Yapılacak işlemler ::
(a) Sosyal bilim kavramlarının tercümesine dair yazıya göre şu soruları yanıtlayın:
(i) Terminoloji kullanımında neyin esas alındığı söyleniyor?
(ii) Yazar hangi konuda ayrıca bir yazı borcu olduğunu belirtiyor?
(iii) Yazar bu yazıda hangi konudaki tavsiyelerini yazmak istiyor?
(b) Sosyal bilim kavramlarının tercümesine dair yazıya göre tercüme edilen çoğu kavram neden gerçekte tam tercüme edilmemiş sayılıyor? Bir ila üç cümleyle açıklayın.
(c) Sosyal bilim kavramlarının tercümesine dair yazıyı son cümlesinin ardından yeniden ele alarak sürdürün.

Cumartesi , 30 Mayıs 2015
Anasayfa » Yazarlar » Bazı sosyal bilim kavramları
Bazı sosyal bilim kavramları

Bazı sosyal bilim kavramları

Türkiye’de düşünce ve özellikle de sosyal bilimlerin büyük ölçüde başarısız bir tercüme düzeyinde kaldığını söylersek çok fazla haksızlık etmiş olmayız. Her ne kadar tercüme oluşu ve o çerçevede kalışı asıl sorun olsa da çoğu kez tercümenin bile başarılı olduğu söylenemez. Anlamın kendisine gerekli önem atfedilmeyip, terminoloji kullanımının kabuk seviyesindeki sathi dili esas alınıyor. Hâliyle kavramlar sembolik bir tüketim malzemesi olarak kullanılıyor. Bu sathi temas sosyal bilim eğitim ve pratiğini içeriksizleştirdiği için tercüme edilen çoğu kavramın bile gerçekte tam tercüme edilmediğini görüyoruz. Yani çoğu kavram ve kelime Türkçe sesli yabancı anlam olarak kalıyor. Türkiye’de sosyal bilimler ve özellikle de sosyoloji üzerine ayrıca bir yazı borcum olsun. Ancak bu yazıda Türkçe sosyal bilime katkı kabilinden bir iki kavramın alternatif tercümeleri konusunda tavsiyelerimi yazmak isterim.

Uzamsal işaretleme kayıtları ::
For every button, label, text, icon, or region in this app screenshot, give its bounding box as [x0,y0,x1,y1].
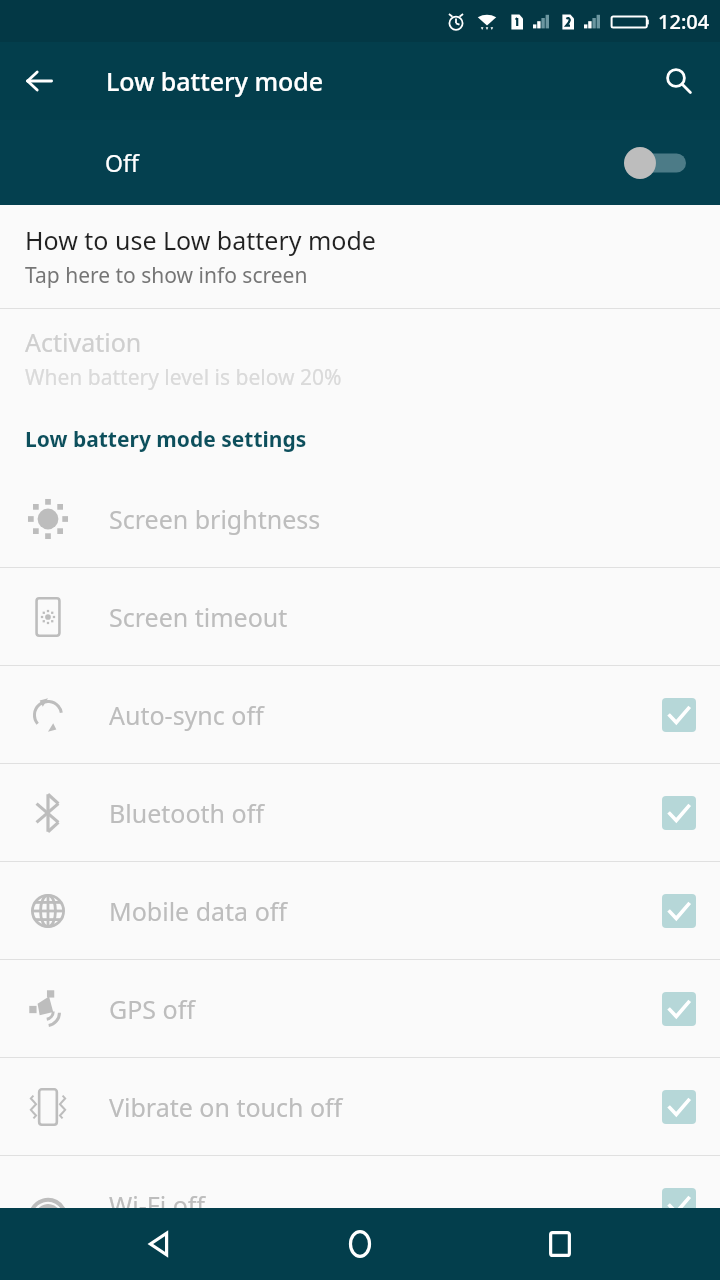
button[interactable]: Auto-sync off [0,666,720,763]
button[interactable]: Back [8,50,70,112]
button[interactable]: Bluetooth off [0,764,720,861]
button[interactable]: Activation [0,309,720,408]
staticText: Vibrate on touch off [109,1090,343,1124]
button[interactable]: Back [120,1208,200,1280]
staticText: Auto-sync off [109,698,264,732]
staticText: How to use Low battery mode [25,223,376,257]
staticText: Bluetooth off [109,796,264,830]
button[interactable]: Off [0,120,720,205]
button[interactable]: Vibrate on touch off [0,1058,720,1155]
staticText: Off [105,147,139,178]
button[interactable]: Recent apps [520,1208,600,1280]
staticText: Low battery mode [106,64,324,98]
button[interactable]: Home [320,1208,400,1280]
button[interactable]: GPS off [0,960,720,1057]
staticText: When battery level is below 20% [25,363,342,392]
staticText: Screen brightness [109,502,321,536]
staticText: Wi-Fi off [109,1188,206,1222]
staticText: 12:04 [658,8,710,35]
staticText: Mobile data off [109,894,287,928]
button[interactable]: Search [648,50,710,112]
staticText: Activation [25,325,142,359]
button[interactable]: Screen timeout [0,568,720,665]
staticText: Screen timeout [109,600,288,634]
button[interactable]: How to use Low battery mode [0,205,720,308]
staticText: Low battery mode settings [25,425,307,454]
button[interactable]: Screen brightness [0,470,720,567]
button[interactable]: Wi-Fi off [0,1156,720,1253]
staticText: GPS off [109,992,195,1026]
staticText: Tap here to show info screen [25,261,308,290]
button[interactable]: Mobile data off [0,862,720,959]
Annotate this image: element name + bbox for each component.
...
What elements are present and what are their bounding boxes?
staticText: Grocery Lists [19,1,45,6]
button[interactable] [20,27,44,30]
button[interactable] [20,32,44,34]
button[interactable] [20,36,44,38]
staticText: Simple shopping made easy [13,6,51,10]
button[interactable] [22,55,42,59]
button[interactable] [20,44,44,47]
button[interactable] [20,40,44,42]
* * *
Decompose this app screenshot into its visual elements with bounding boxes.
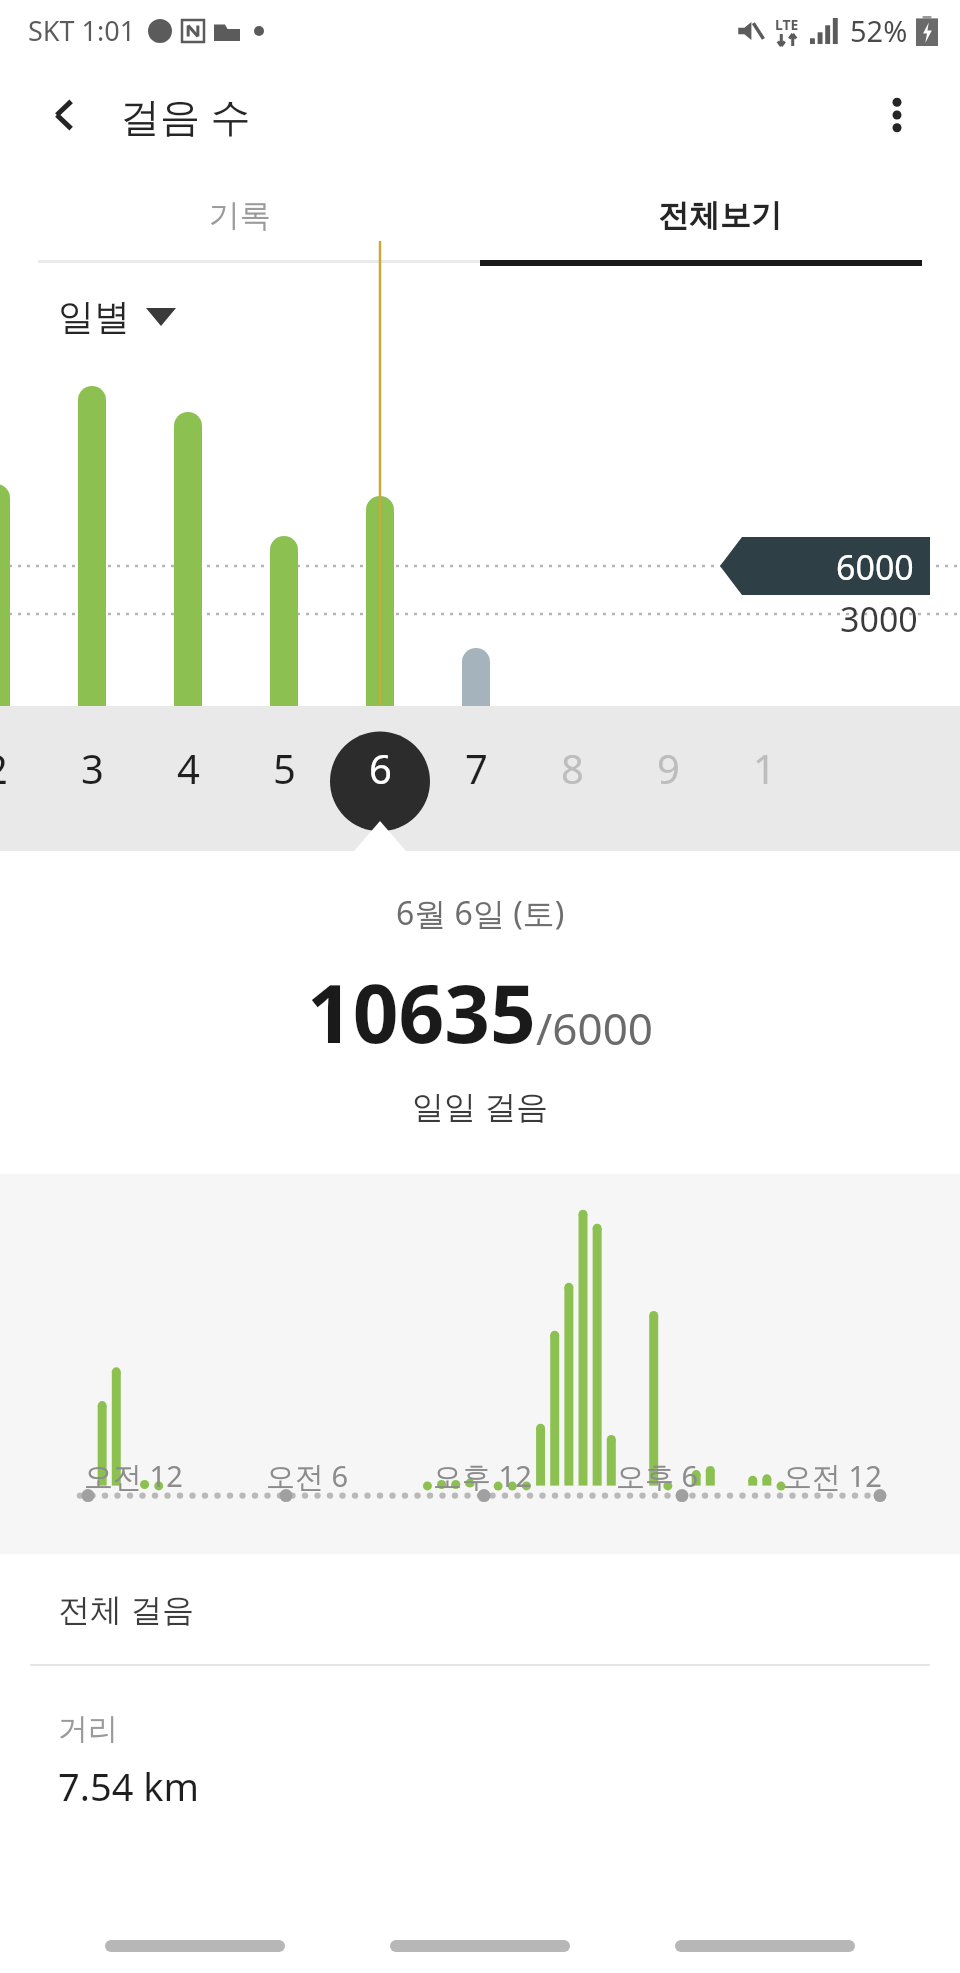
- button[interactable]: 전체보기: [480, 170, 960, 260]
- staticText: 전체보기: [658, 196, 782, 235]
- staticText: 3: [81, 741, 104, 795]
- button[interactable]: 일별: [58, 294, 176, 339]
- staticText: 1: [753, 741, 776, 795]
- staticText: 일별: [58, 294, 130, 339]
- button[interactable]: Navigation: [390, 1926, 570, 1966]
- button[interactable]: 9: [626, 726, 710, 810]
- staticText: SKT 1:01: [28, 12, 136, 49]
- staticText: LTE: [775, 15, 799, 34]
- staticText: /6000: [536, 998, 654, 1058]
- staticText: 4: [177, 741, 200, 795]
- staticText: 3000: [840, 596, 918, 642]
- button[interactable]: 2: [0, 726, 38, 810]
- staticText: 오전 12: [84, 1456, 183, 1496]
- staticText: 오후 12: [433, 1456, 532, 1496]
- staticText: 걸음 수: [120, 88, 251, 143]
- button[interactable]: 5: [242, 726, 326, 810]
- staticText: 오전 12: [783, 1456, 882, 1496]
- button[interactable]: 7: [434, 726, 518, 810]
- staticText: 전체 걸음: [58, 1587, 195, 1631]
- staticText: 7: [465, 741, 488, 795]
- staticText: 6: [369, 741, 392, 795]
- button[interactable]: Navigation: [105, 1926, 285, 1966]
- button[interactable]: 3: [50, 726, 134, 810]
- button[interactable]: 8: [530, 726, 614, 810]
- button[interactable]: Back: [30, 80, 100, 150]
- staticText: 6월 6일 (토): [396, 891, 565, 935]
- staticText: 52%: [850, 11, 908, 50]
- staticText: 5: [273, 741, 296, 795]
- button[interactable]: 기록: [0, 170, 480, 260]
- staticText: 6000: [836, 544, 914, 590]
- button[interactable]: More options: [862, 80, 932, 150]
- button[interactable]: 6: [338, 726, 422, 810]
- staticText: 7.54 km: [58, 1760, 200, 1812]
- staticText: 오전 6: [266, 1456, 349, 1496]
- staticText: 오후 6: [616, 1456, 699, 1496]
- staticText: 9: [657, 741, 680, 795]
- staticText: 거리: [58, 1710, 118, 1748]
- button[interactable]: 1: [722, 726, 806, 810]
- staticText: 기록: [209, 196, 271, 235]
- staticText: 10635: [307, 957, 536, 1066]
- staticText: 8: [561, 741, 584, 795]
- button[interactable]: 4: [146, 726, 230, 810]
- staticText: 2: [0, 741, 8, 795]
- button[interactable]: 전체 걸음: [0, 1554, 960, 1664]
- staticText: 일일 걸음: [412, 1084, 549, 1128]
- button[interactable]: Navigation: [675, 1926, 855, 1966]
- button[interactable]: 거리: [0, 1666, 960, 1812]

Sıralı çıktılar ::
(a)
(i) Terminoloji kullanımının kabuk seviyesindeki sathi dili esas alınıyor.
(ii) Türkiye'de sosyal bilimler ve özellikle de sosyoloji üzerine ayrıca bir yazı borcu olduğunu belirtiyor.
(iii) Türkçe sosyal bilime katkı kabilinden bir iki kavramın alternatif tercümeleri konusundaki tavsiyelerini yazmak istiyor.

(b) Anlama gerekli önem verilmeyip yalnızca terminolojinin sathi diliyle temas kuruluyor. Bu sathi temas, sosyal bilim eğitimini ve pratiğini içeriksizleştiriyor. Bu yüzden çoğu kavram ve kelime, Türkçe sesli yabancı anlam olarak kalıyor.

(c)
 

Subject: Özne olarak tercüme ediliyor. Benim önerdiğim ve subject’in İngilizcedeki iki anlamına da tekabül eden ve teorik olarak da İslami tasavvura kelimeyi kavramsal olarak çok daha iyi yaklaştırıp tercüme eden karşılık şudur: Muhatap. Muhatap hem hitap edilen, hem karşı karşıya kalınandır. Muhatap alınandır özne. Halife olan özne’nin en büyük özelliği muhatap alınmasıdır. Yani hitap’a (logos –hem akıl hem nutuk) muhatap olan…

 

Anomie: Türkçeye anomi veya kuralsızlık olarak çevrilen bu kavramın tartışmasız en doğru karşılığı “fetret”tir. Hükmün, nomos/ namusun, şeriatın, yasanın olmadığı veya tutmadığı durumlar ve ortamlar için kullanılır.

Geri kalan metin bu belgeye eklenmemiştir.